_SUPPLIED RECORDS_.

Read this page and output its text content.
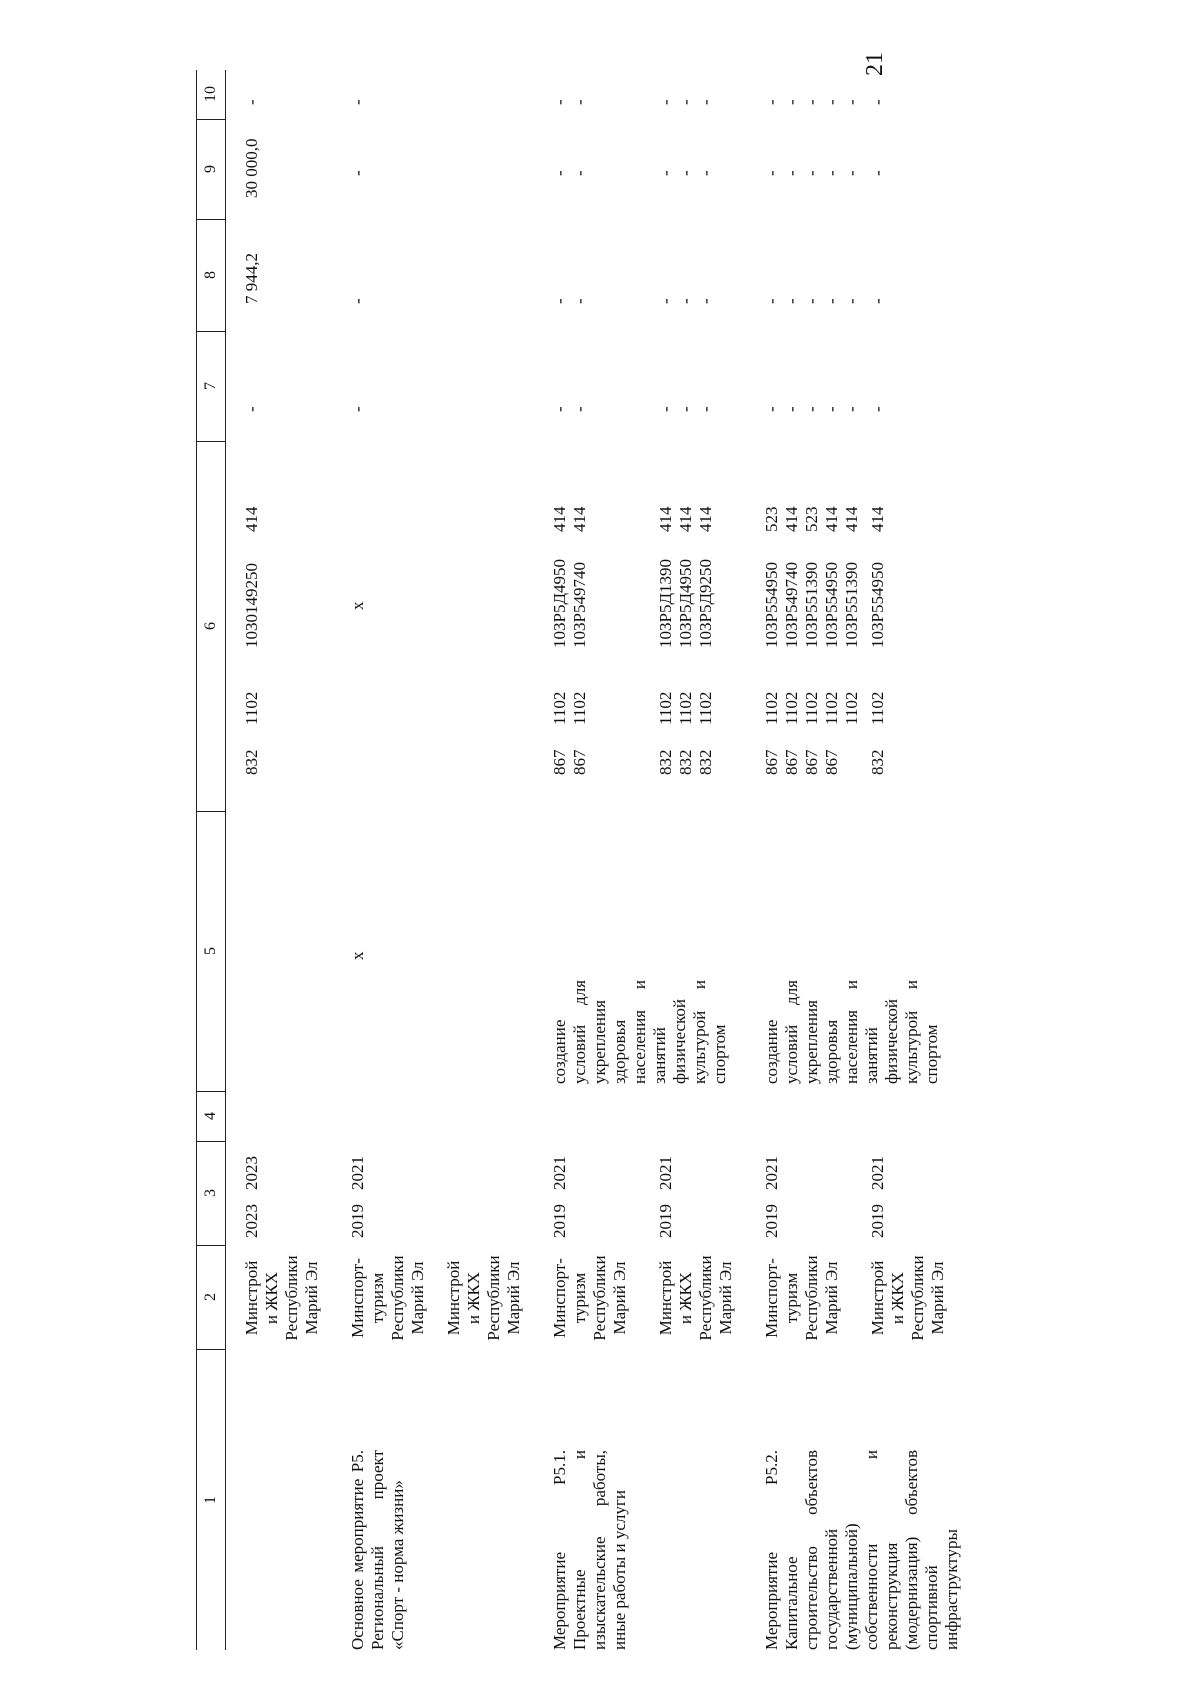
21
1
2
3
4
5
6
7
8
9
10
Минстрой и ЖКХ Республики Марий Эл
2023
2023
832
1102
1030149250
414
-
7 944,2
30 000,0
-
Основное мероприятие P5. Региональный проект «Спорт - норма жизни»
Минспорт- туризм Республики Марий Эл Минстрой и ЖКХ Республики Марий Эл
2019
2021
х
х
-
-
-
-
Мероприятие P5.1. Проектные и изыскательские работы, иные работы и услуги
Минспорт- туризм Республики Марий Эл
2019
2021
создание условий для укрепления здоровья населения и занятий физической культурой и спортом
867 867
1102 1102
103P5Д4950 103P549740
414 414
- -
- -
- -
- -
Минстрой и ЖКХ Республики Марий Эл
2019
2021
832 832 832
1102 1102 1102
103P5Д1390 103P5Д4950 103P5Д9250
414 414 414
- - -
- - -
- - -
- - -
Мероприятие P5.2. Капитальное строительство объектов государственной (муниципальной) собственности и реконструкция (модернизация) объектов спортивной инфраструктуры
Минспорт- туризм Республики Марий Эл
2019
2021
создание условий для укрепления здоровья населения и занятий физической культурой и спортом
867 867 867 867
1102 1102 1102 1102 1102
103P554950 103P549740 103P551390 103P554950 103P551390
523 414 523 414 414
- - - - -
- - - - -
- - - - -
- - - - -
Минстрой и ЖКХ Республики Марий Эл
2019
2021
832
1102
103P554950
414
-
-
-
-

_WHAT THIS TASK INVOLVES_. All records should be output exactly, with the pictures left out.

_EXPECTED ANSWER_.
Read this page and output its text content.
21
1
2
3
4
5
6
7
8
9
10
Минстрой и ЖКХ Республики Марий Эл
2023
2023
832
1102
1030149250
414
-
7 944,2
30 000,0
-
Основное мероприятие P5. Региональный проект «Спорт - норма жизни»
Минспорт- туризм Республики Марий Эл Минстрой и ЖКХ Республики Марий Эл
2019
2021
х
х
-
-
-
-
Мероприятие P5.1. Проектные и изыскательские работы, иные работы и услуги
Минспорт- туризм Республики Марий Эл
2019
2021
создание условий для укрепления здоровья населения и занятий физической культурой и спортом
867 867
1102 1102
103P5Д4950 103P549740
414 414
- -
- -
- -
- -
Минстрой и ЖКХ Республики Марий Эл
2019
2021
832 832 832
1102 1102 1102
103P5Д1390 103P5Д4950 103P5Д9250
414 414 414
- - -
- - -
- - -
- - -
Мероприятие P5.2. Капитальное строительство объектов государственной (муниципальной) собственности и реконструкция (модернизация) объектов спортивной инфраструктуры
Минспорт- туризм Республики Марий Эл
2019
2021
создание условий для укрепления здоровья населения и занятий физической культурой и спортом
867 867 867 867
1102 1102 1102 1102 1102
103P554950 103P549740 103P551390 103P554950 103P551390
523 414 523 414 414
- - - - -
- - - - -
- - - - -
- - - - -
Минстрой и ЖКХ Республики Марий Эл
2019
2021
832
1102
103P554950
414
-
-
-
-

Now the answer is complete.